* _EXTRACTED MATERIAL_
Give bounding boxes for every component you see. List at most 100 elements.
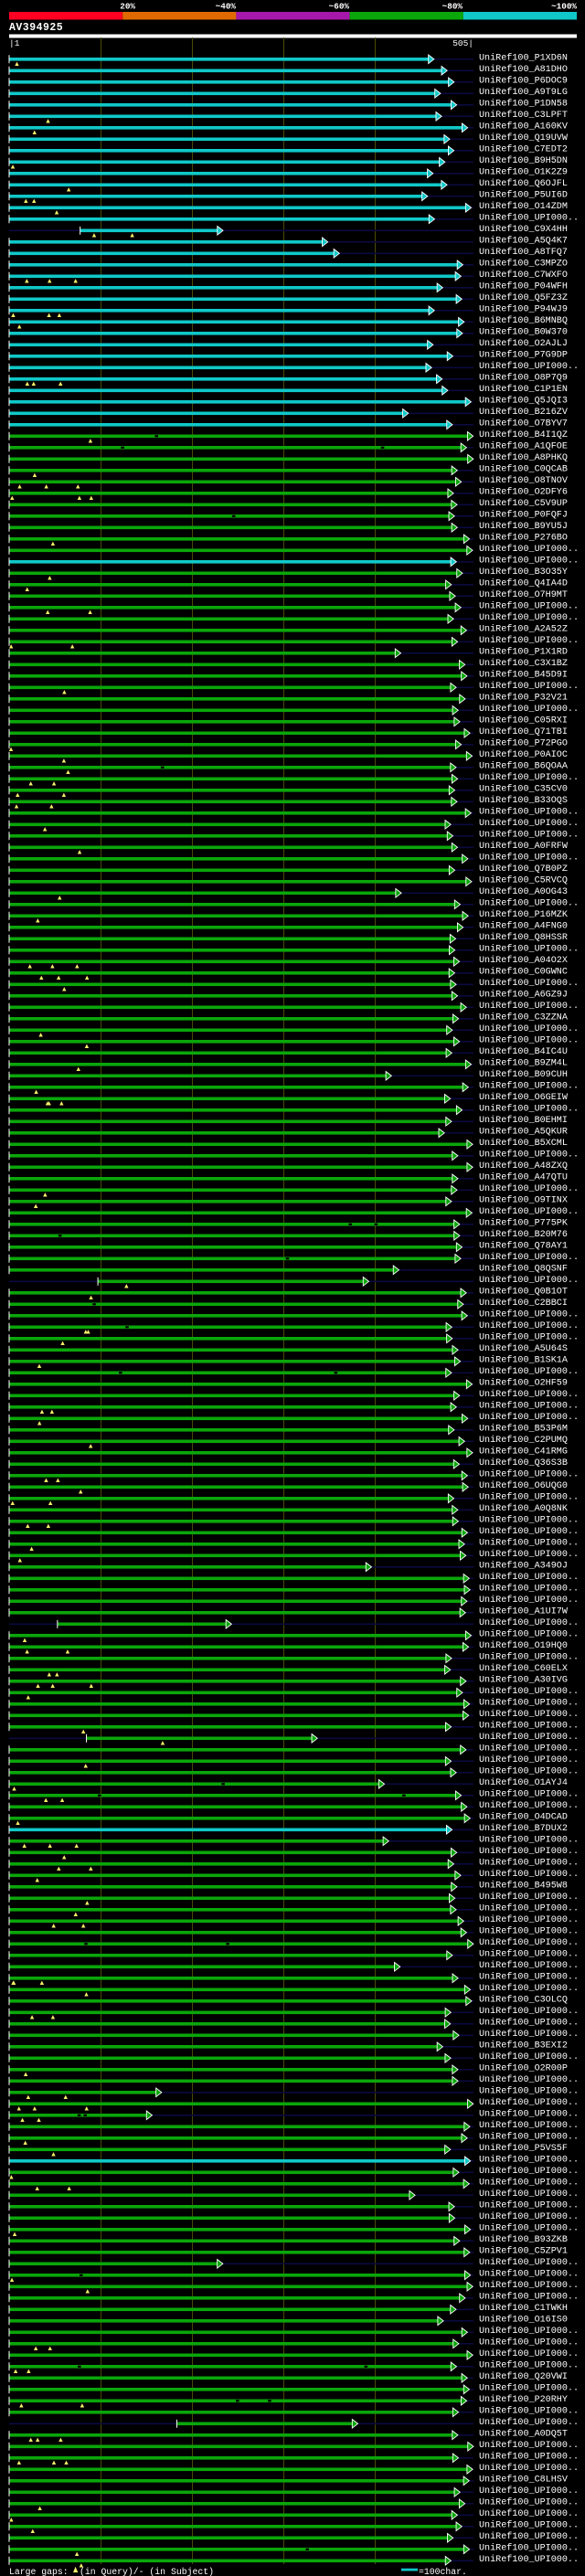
svg-text:UniRef100_Q36S3B: UniRef100_Q36S3B [479, 1458, 568, 1468]
svg-text:UniRef100_UPI000..: UniRef100_UPI000.. [479, 2360, 579, 2371]
svg-text:UniRef100_Q5JQI3: UniRef100_Q5JQI3 [479, 396, 568, 407]
svg-text:UniRef100_UPI000..: UniRef100_UPI000.. [479, 1732, 579, 1743]
svg-text:UniRef100_C1TWKH: UniRef100_C1TWKH [479, 2303, 568, 2314]
svg-text:UniRef100_UPI000..: UniRef100_UPI000.. [479, 2440, 579, 2451]
svg-text:UniRef100_P94WJ9: UniRef100_P94WJ9 [479, 304, 568, 315]
svg-text:UniRef100_O2HF59: UniRef100_O2HF59 [479, 1378, 568, 1389]
svg-text:UniRef100_Q5FZ3Z: UniRef100_Q5FZ3Z [479, 292, 568, 303]
svg-text:UniRef100_A48ZXQ: UniRef100_A48ZXQ [479, 1161, 568, 1171]
svg-text:UniRef100_A160KV: UniRef100_A160KV [479, 122, 568, 133]
svg-text:UniRef100_C2BBCI: UniRef100_C2BBCI [479, 1298, 568, 1309]
svg-text:UniRef100_UPI000..: UniRef100_UPI000.. [479, 1401, 579, 1412]
svg-text:UniRef100_Q7B0PZ: UniRef100_Q7B0PZ [479, 864, 568, 875]
svg-text:~80%: ~80% [442, 2, 463, 12]
svg-text:UniRef100_UPI000..: UniRef100_UPI000.. [479, 2051, 579, 2062]
svg-text:(in Query)/- (in Subject): (in Query)/- (in Subject) [80, 2567, 214, 2576]
svg-text:UniRef100_B0W370: UniRef100_B0W370 [479, 327, 568, 338]
svg-text:UniRef100_UPI000..: UniRef100_UPI000.. [479, 1858, 579, 1869]
svg-text:UniRef100_P16MZK: UniRef100_P16MZK [479, 909, 569, 920]
svg-text:UniRef100_UPI000..: UniRef100_UPI000.. [479, 1526, 579, 1537]
svg-text:UniRef100_C8LHSV: UniRef100_C8LHSV [479, 2475, 568, 2486]
svg-text:UniRef100_UPI000..: UniRef100_UPI000.. [479, 1183, 579, 1194]
svg-text:UniRef100_B6QOAA: UniRef100_B6QOAA [479, 761, 569, 772]
svg-text:UniRef100_UPI000..: UniRef100_UPI000.. [479, 2280, 579, 2291]
svg-text:UniRef100_UPI000..: UniRef100_UPI000.. [479, 1652, 579, 1663]
svg-text:UniRef100_P5VS5F: UniRef100_P5VS5F [479, 2143, 568, 2154]
svg-text:UniRef100_C0QCAB: UniRef100_C0QCAB [479, 464, 568, 475]
svg-text:UniRef100_A349OJ: UniRef100_A349OJ [479, 1561, 568, 1572]
svg-text:UniRef100_UPI000..: UniRef100_UPI000.. [479, 2132, 579, 2143]
svg-text:UniRef100_O6UQG0: UniRef100_O6UQG0 [479, 1480, 568, 1491]
svg-text:UniRef100_UPI000..: UniRef100_UPI000.. [479, 635, 579, 646]
svg-text:UniRef100_C5V9UP: UniRef100_C5V9UP [479, 498, 568, 509]
svg-text:UniRef100_O9TINX: UniRef100_O9TINX [479, 1195, 568, 1206]
svg-text:UniRef100_Q8QSNF: UniRef100_Q8QSNF [479, 1264, 568, 1275]
svg-text:UniRef100_UPI000..: UniRef100_UPI000.. [479, 2326, 579, 2337]
svg-text:UniRef100_UPI000..: UniRef100_UPI000.. [479, 1150, 579, 1161]
svg-text:UniRef100_UPI000..: UniRef100_UPI000.. [479, 2086, 579, 2097]
svg-text:UniRef100_Q4IA4D: UniRef100_Q4IA4D [479, 578, 568, 589]
svg-text:UniRef100_O2AJLJ: UniRef100_O2AJLJ [479, 338, 568, 349]
svg-text:UniRef100_UPI000..: UniRef100_UPI000.. [479, 2006, 579, 2017]
svg-text:UniRef100_A0OG43: UniRef100_A0OG43 [479, 886, 568, 897]
svg-text:UniRef100_C7EDT2: UniRef100_C7EDT2 [479, 144, 568, 155]
svg-text:UniRef100_UPI000..: UniRef100_UPI000.. [479, 1469, 579, 1480]
svg-text:UniRef100_B20M76: UniRef100_B20M76 [479, 1229, 568, 1240]
svg-text:UniRef100_UPI000..: UniRef100_UPI000.. [479, 2155, 579, 2166]
svg-text:UniRef100_UPI000..: UniRef100_UPI000.. [479, 1549, 579, 1560]
svg-text:UniRef100_O6GEIW: UniRef100_O6GEIW [479, 1092, 569, 1103]
svg-text:UniRef100_UPI000..: UniRef100_UPI000.. [479, 2189, 579, 2200]
svg-text:UniRef100_C0GWNC: UniRef100_C0GWNC [479, 967, 568, 978]
svg-text:UniRef100_UPI000..: UniRef100_UPI000.. [479, 2486, 579, 2496]
svg-text:UniRef100_UPI000..: UniRef100_UPI000.. [479, 544, 579, 555]
svg-text:UniRef100_Q71TBI: UniRef100_Q71TBI [479, 726, 568, 737]
svg-text:UniRef100_UPI000..: UniRef100_UPI000.. [479, 2292, 579, 2303]
svg-text:UniRef100_UPI000..: UniRef100_UPI000.. [479, 2337, 579, 2348]
svg-text:UniRef100_A2A52Z: UniRef100_A2A52Z [479, 624, 568, 635]
svg-text:UniRef100_UPI000..: UniRef100_UPI000.. [479, 2520, 579, 2531]
svg-text:UniRef100_UPI000..: UniRef100_UPI000.. [479, 2269, 579, 2280]
svg-text:UniRef100_UPI000..: UniRef100_UPI000.. [479, 2223, 579, 2234]
svg-text:UniRef100_UPI000..: UniRef100_UPI000.. [479, 2018, 579, 2029]
svg-text:UniRef100_UPI000..: UniRef100_UPI000.. [479, 1617, 579, 1628]
svg-text:UniRef100_A9T9LG: UniRef100_A9T9LG [479, 87, 568, 98]
svg-text:UniRef100_UPI000..: UniRef100_UPI000.. [479, 1972, 579, 1983]
svg-text:UniRef100_UPI000..: UniRef100_UPI000.. [479, 1698, 579, 1709]
svg-text:UniRef100_C3MPZO: UniRef100_C3MPZO [479, 259, 568, 270]
svg-text:UniRef100_A5QKUR: UniRef100_A5QKUR [479, 1127, 568, 1138]
svg-text:UniRef100_UPI000..: UniRef100_UPI000.. [479, 1892, 579, 1903]
svg-text:UniRef100_UPI000..: UniRef100_UPI000.. [479, 704, 579, 715]
svg-text:UniRef100_O16IS0: UniRef100_O16IS0 [479, 2315, 568, 2326]
svg-text:UniRef100_UPI000..: UniRef100_UPI000.. [479, 2097, 579, 2108]
svg-text:UniRef100_C05RXI: UniRef100_C05RXI [479, 716, 568, 726]
svg-text:UniRef100_UPI000..: UniRef100_UPI000.. [479, 2348, 579, 2359]
svg-text:UniRef100_C3X1BZ: UniRef100_C3X1BZ [479, 658, 568, 669]
svg-text:UniRef100_UPI000..: UniRef100_UPI000.. [479, 1766, 579, 1777]
svg-text:UniRef100_P1XD6N: UniRef100_P1XD6N [479, 53, 568, 64]
svg-text:UniRef100_UPI000..: UniRef100_UPI000.. [479, 2166, 579, 2177]
svg-text:UniRef100_UPI000..: UniRef100_UPI000.. [479, 1332, 579, 1343]
svg-text:UniRef100_UPI000..: UniRef100_UPI000.. [479, 2257, 579, 2268]
svg-text:UniRef100_UPI000..: UniRef100_UPI000.. [479, 2497, 579, 2508]
svg-text:UniRef100_O4DCAD: UniRef100_O4DCAD [479, 1812, 568, 1823]
svg-text:UniRef100_B45D9I: UniRef100_B45D9I [479, 670, 568, 681]
svg-text:UniRef100_B4IC4U: UniRef100_B4IC4U [479, 1046, 568, 1057]
svg-text:UniRef100_UPI000..: UniRef100_UPI000.. [479, 612, 579, 623]
svg-text:UniRef100_Q19UVW: UniRef100_Q19UVW [479, 133, 569, 143]
svg-text:UniRef100_UPI000..: UniRef100_UPI000.. [479, 1846, 579, 1857]
svg-text:UniRef100_UPI000..: UniRef100_UPI000.. [479, 1789, 579, 1800]
svg-text:UniRef100_UPI000..: UniRef100_UPI000.. [479, 944, 579, 955]
svg-text:UniRef100_UPI000..: UniRef100_UPI000.. [479, 213, 579, 224]
svg-text:UniRef100_UPI000..: UniRef100_UPI000.. [479, 1572, 579, 1583]
svg-text:UniRef100_A47QTU: UniRef100_A47QTU [479, 1172, 568, 1183]
svg-text:UniRef100_UPI000..: UniRef100_UPI000.. [479, 1960, 579, 1971]
svg-text:UniRef100_C3LPFT: UniRef100_C3LPFT [479, 110, 568, 121]
svg-text:UniRef100_A30IVG: UniRef100_A30IVG [479, 1675, 568, 1686]
svg-text:UniRef100_UPI000..: UniRef100_UPI000.. [479, 1926, 579, 1937]
svg-text:UniRef100_P5UI6D: UniRef100_P5UI6D [479, 190, 568, 201]
svg-text:UniRef100_C60ELX: UniRef100_C60ELX [479, 1663, 568, 1674]
svg-text:UniRef100_UPI000..: UniRef100_UPI000.. [479, 898, 579, 909]
svg-text:UniRef100_B4I1QZ: UniRef100_B4I1QZ [479, 429, 568, 440]
svg-text:UniRef100_Q0B1OT: UniRef100_Q0B1OT [479, 1287, 568, 1298]
svg-text:UniRef100_UPI000..: UniRef100_UPI000.. [479, 1104, 579, 1115]
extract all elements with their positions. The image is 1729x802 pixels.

* _EXERCISE TASK_
Render the records as a JSON list of strings with one string per line and blank lines omitted. Begin at the line that contains "1458, 568, 1468]" and end after the line that contains "1561, 568, 1572]", including both.

* _SOLUTION TO THIS EXERCISE_
[
  "svg-text:UniRef100_Q36S3B: UniRef100_Q36S3B [479, 1458, 568, 1468]",
  "svg-text:UniRef100_UPI000..: UniRef100_UPI000.. [479, 2360, 579, 2371]",
  "svg-text:UniRef100_Q5JQI3: UniRef100_Q5JQI3 [479, 396, 568, 407]",
  "svg-text:UniRef100_UPI000..: UniRef100_UPI000.. [479, 1732, 579, 1743]",
  "svg-text:UniRef100_C1TWKH: UniRef100_C1TWKH [479, 2303, 568, 2314]",
  "svg-text:UniRef100_UPI000..: UniRef100_UPI000.. [479, 2440, 579, 2451]",
  "svg-text:UniRef100_P94WJ9: UniRef100_P94WJ9 [479, 304, 568, 315]",
  "svg-text:UniRef100_O2HF59: UniRef100_O2HF59 [479, 1378, 568, 1389]",
  "svg-text:UniRef100_Q5FZ3Z: UniRef100_Q5FZ3Z [479, 292, 568, 303]",
  "svg-text:UniRef100_A48ZXQ: UniRef100_A48ZXQ [479, 1161, 568, 1171]",
  "svg-text:UniRef100_A160KV: UniRef100_A160KV [479, 122, 568, 133]",
  "svg-text:UniRef100_C2BBCI: UniRef100_C2BBCI [479, 1298, 568, 1309]",
  "svg-text:UniRef100_UPI000..: UniRef100_UPI000.. [479, 1401, 579, 1412]",
  "svg-text:UniRef100_Q7B0PZ: UniRef100_Q7B0PZ [479, 864, 568, 875]",
  "svg-text:~80%: ~80% [442, 2, 463, 12]",
  "svg-text:UniRef100_UPI000..: UniRef100_UPI000.. [479, 2051, 579, 2062]",
  "svg-text:(in Query)/- (in Subject): (in Query)/- (in Subject) [80, 2567, 214, 2576]",
  "svg-text:UniRef100_B0W370: UniRef100_B0W370 [479, 327, 568, 338]",
  "svg-text:UniRef100_UPI000..: UniRef100_UPI000.. [479, 1858, 579, 1869]",
  "svg-text:UniRef100_P16MZK: UniRef100_P16MZK [479, 909, 569, 920]",
  "svg-text:UniRef100_UPI000..: UniRef100_UPI000.. [479, 1526, 579, 1537]",
  "svg-text:UniRef100_C8LHSV: UniRef100_C8LHSV [479, 2475, 568, 2486]",
  "svg-text:UniRef100_UPI000..: UniRef100_UPI000.. [479, 1183, 579, 1194]",
  "svg-text:UniRef100_B6QOAA: UniRef100_B6QOAA [479, 761, 569, 772]",
  "svg-text:UniRef100_UPI000..: UniRef100_UPI000.. [479, 2280, 579, 2291]",
  "svg-text:UniRef100_UPI000..: UniRef100_UPI000.. [479, 1652, 579, 1663]",
  "svg-text:UniRef100_P5VS5F: UniRef100_P5VS5F [479, 2143, 568, 2154]",
  "svg-text:UniRef100_C0QCAB: UniRef100_C0QCAB [479, 464, 568, 475]",
  "svg-text:UniRef100_A349OJ: UniRef100_A349OJ [479, 1561, 568, 1572]"
]